* _Set exercise_:
Filter the records below down to lines containing "Skewness".
---------- Data excerpts ----------
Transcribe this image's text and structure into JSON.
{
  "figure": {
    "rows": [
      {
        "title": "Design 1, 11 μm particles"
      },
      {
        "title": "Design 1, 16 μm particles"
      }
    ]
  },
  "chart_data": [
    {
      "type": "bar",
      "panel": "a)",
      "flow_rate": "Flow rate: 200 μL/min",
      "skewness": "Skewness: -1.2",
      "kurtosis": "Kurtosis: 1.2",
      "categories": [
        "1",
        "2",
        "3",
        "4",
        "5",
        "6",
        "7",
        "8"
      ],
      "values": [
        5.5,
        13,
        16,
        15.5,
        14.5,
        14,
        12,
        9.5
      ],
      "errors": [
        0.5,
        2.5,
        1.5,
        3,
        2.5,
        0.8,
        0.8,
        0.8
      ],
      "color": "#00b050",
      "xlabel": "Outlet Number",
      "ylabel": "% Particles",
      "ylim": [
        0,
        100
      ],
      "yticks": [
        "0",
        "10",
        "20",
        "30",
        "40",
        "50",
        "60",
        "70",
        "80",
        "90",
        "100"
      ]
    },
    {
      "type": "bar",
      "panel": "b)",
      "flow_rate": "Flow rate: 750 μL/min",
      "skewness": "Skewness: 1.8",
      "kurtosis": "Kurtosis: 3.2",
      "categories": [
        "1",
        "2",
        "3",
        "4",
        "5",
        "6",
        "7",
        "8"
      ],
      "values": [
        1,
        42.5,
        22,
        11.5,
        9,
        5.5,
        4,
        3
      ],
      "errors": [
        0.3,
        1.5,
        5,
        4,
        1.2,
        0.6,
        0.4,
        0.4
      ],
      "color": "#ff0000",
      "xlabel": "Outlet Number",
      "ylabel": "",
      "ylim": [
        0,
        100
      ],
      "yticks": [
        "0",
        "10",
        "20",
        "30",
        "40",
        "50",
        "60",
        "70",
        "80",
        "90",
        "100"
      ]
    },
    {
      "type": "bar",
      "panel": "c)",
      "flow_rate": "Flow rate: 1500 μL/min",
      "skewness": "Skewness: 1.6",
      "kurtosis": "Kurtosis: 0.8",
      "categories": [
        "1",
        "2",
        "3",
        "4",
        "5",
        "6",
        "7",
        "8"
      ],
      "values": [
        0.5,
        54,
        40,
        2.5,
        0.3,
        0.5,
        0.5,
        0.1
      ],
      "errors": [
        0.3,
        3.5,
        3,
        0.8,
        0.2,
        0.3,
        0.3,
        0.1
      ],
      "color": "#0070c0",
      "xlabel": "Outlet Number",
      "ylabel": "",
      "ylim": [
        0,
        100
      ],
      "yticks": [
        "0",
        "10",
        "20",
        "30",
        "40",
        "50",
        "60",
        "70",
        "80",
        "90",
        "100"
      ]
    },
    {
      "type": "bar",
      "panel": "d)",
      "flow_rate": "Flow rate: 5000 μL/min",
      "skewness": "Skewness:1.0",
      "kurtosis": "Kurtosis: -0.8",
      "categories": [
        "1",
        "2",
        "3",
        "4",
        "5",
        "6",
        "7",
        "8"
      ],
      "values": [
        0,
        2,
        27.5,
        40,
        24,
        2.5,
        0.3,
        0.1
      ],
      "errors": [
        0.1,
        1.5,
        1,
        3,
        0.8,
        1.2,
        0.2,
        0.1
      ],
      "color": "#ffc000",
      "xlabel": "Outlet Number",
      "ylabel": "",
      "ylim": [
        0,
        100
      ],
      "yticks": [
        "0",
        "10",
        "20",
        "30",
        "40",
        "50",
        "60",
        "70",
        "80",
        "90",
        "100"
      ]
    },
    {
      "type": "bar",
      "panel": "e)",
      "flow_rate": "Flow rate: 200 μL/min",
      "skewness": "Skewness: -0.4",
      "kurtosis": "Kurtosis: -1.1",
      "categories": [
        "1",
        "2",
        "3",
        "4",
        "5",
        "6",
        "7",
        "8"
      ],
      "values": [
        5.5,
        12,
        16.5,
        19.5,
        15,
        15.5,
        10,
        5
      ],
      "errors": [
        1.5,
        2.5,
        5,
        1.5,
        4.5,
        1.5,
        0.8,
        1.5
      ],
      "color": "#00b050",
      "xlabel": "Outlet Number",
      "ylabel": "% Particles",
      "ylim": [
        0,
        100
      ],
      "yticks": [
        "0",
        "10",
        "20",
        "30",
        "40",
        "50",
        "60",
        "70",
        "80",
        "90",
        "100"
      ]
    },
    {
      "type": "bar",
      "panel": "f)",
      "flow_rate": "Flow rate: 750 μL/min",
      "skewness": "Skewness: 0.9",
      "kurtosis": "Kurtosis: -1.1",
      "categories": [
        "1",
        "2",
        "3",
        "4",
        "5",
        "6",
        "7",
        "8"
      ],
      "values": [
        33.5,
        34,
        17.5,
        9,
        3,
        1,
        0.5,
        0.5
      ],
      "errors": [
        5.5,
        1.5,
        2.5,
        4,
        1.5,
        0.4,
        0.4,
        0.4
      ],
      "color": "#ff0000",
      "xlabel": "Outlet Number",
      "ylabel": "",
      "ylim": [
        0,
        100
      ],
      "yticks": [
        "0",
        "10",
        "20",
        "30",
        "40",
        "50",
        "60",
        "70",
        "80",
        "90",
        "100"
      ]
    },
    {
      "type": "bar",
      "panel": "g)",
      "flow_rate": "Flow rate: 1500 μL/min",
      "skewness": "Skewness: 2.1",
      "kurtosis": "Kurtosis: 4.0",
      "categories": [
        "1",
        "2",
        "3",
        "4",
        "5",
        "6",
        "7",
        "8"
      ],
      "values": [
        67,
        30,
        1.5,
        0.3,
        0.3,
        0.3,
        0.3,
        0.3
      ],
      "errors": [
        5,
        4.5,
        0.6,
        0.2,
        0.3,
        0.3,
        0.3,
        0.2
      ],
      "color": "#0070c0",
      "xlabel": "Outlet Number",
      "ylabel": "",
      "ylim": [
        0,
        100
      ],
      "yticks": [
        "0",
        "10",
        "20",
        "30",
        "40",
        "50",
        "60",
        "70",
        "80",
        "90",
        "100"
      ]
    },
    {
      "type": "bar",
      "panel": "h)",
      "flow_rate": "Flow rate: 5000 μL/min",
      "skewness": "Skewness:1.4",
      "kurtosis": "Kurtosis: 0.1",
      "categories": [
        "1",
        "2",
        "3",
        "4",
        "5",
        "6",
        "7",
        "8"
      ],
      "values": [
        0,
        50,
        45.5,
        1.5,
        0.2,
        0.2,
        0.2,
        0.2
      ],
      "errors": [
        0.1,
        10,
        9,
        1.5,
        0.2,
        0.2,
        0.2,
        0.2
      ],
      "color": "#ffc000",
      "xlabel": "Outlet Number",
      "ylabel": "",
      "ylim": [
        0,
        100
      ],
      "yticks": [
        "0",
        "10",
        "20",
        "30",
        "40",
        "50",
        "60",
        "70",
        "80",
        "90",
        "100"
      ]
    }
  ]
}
----------
* _Task result_:
      "skewness": "Skewness: -1.2",
      "skewness": "Skewness: 1.8",
      "skewness": "Skewness: 1.6",
      "skewness": "Skewness:1.0",
      "skewness": "Skewness: -0.4",
      "skewness": "Skewness: 0.9",
      "skewness": "Skewness: 2.1",
      "skewness": "Skewness:1.4",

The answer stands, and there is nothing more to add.